• EXERCISE TASK
Lines containing the word "this" should be extracted in full.

[Collected data]
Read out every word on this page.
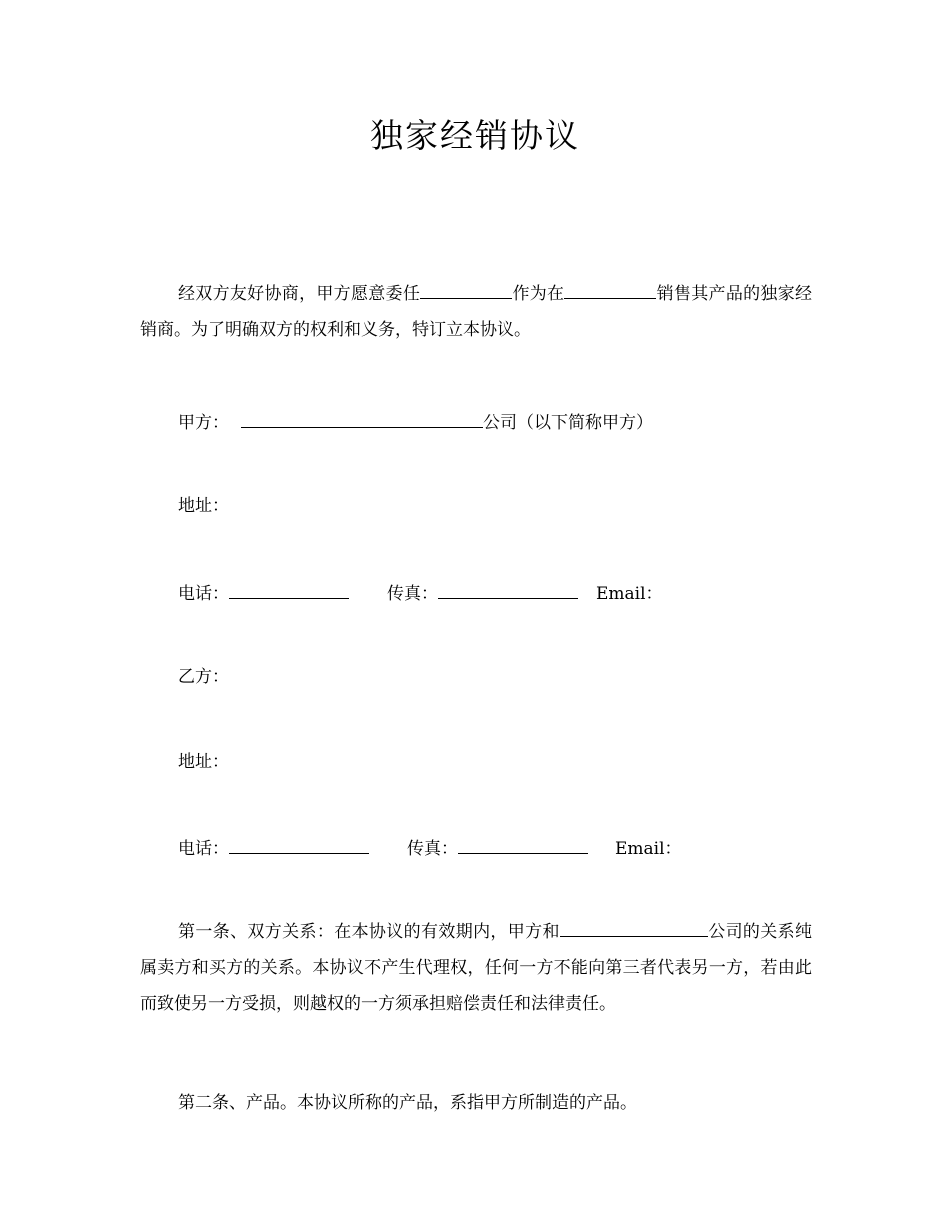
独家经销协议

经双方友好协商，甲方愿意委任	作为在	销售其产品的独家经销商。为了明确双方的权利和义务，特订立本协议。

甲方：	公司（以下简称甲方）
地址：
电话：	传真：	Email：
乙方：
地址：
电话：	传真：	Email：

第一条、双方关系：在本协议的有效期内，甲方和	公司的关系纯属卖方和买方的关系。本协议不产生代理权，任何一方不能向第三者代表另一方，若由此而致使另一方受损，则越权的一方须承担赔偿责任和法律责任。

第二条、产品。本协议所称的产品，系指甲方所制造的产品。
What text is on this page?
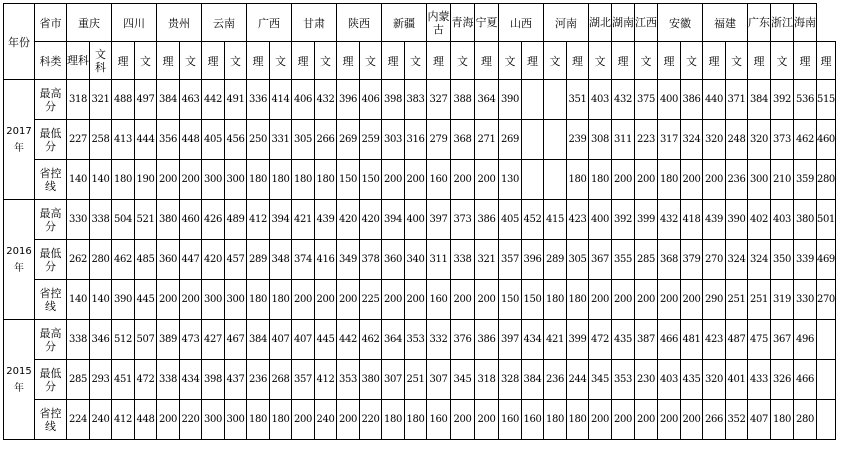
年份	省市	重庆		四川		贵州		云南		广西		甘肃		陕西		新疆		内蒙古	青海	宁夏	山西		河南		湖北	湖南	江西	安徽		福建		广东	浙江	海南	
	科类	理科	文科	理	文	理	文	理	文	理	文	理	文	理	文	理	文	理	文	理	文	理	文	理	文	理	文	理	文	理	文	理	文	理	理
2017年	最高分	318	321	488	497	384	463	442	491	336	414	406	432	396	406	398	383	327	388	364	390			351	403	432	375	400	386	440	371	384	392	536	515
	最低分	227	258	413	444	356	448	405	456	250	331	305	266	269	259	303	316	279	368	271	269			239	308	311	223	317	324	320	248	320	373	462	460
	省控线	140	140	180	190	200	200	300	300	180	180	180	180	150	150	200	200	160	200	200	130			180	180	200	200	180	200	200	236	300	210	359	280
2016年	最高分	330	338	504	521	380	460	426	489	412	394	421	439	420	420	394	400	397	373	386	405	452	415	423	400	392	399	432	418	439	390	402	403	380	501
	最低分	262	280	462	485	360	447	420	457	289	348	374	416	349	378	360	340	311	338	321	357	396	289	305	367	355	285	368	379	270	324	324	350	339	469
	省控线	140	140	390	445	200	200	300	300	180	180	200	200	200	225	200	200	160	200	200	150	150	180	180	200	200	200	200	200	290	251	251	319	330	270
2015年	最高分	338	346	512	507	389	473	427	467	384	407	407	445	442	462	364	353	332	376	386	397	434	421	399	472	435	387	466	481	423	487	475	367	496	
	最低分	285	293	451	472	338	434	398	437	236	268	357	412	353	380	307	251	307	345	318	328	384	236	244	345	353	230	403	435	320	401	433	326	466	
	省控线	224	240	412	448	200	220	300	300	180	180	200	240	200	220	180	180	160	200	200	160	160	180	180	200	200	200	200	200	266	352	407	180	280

• EXERCISE SOLUTION
Read out every word on this page.
What text is on this page?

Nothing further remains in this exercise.